■ Given exercise
List each line of the data that holds the string "this", please.

##### Data entries

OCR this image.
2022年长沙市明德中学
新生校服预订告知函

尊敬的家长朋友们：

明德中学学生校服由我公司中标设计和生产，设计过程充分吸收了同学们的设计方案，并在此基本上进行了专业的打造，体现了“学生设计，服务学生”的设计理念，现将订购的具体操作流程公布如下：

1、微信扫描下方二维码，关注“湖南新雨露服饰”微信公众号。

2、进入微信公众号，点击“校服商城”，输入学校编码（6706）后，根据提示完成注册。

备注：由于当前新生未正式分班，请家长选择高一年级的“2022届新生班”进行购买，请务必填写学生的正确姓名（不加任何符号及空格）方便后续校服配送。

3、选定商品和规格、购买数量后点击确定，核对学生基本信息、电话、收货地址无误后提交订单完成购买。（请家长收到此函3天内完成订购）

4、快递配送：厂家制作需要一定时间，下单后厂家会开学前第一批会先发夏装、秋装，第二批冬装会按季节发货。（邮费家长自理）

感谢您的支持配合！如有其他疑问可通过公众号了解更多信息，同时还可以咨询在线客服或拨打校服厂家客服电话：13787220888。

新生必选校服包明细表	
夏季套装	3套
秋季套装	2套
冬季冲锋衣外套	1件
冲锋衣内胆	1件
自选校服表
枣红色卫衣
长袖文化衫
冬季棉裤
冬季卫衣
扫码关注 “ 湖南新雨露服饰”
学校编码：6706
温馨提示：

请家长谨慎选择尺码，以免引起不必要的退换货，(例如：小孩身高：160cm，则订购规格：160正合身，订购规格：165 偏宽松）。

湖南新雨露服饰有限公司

##########
##### Data entries

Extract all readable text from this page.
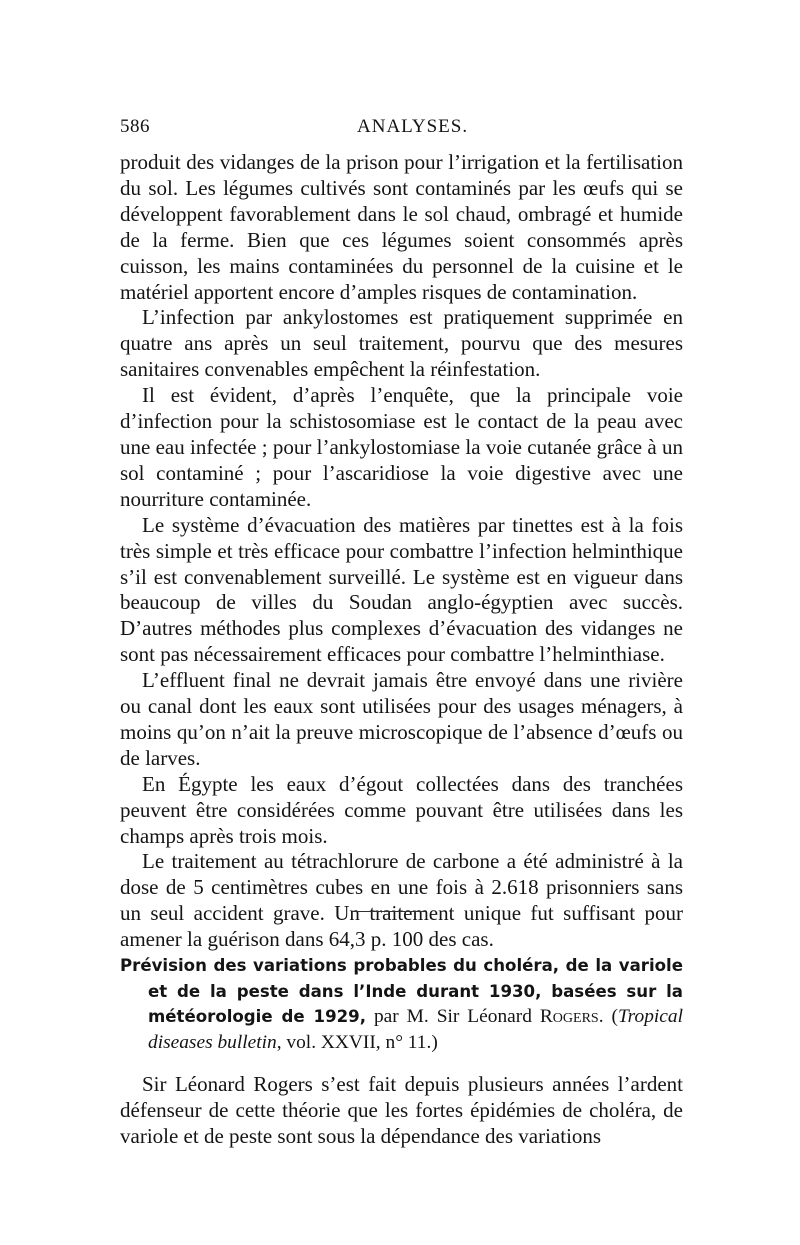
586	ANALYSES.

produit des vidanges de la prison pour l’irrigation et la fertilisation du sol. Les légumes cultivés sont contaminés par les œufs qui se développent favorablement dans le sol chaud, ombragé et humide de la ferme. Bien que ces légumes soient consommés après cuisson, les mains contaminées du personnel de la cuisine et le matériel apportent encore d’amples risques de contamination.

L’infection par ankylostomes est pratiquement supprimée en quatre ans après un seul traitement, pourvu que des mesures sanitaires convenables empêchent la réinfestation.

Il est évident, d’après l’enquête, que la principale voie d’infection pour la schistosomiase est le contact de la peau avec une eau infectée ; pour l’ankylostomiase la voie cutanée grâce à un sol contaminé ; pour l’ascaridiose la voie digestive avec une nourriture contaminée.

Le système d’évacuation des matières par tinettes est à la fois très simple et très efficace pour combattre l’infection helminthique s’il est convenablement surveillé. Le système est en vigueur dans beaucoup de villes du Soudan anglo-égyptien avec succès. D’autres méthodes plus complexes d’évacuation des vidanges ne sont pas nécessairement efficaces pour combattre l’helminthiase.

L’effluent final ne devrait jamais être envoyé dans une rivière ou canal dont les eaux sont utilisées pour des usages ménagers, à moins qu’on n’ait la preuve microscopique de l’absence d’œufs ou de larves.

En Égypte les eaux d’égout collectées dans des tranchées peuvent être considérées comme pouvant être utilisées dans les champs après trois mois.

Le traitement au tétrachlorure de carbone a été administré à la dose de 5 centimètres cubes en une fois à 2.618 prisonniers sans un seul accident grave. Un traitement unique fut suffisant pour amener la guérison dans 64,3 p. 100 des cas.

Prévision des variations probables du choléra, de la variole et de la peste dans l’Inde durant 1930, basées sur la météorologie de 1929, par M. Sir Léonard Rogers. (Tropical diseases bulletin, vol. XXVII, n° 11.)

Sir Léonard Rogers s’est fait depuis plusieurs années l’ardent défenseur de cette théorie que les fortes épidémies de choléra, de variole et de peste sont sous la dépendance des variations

##########

■ Output of the task
OCR this image.
Extract all readable text from this page.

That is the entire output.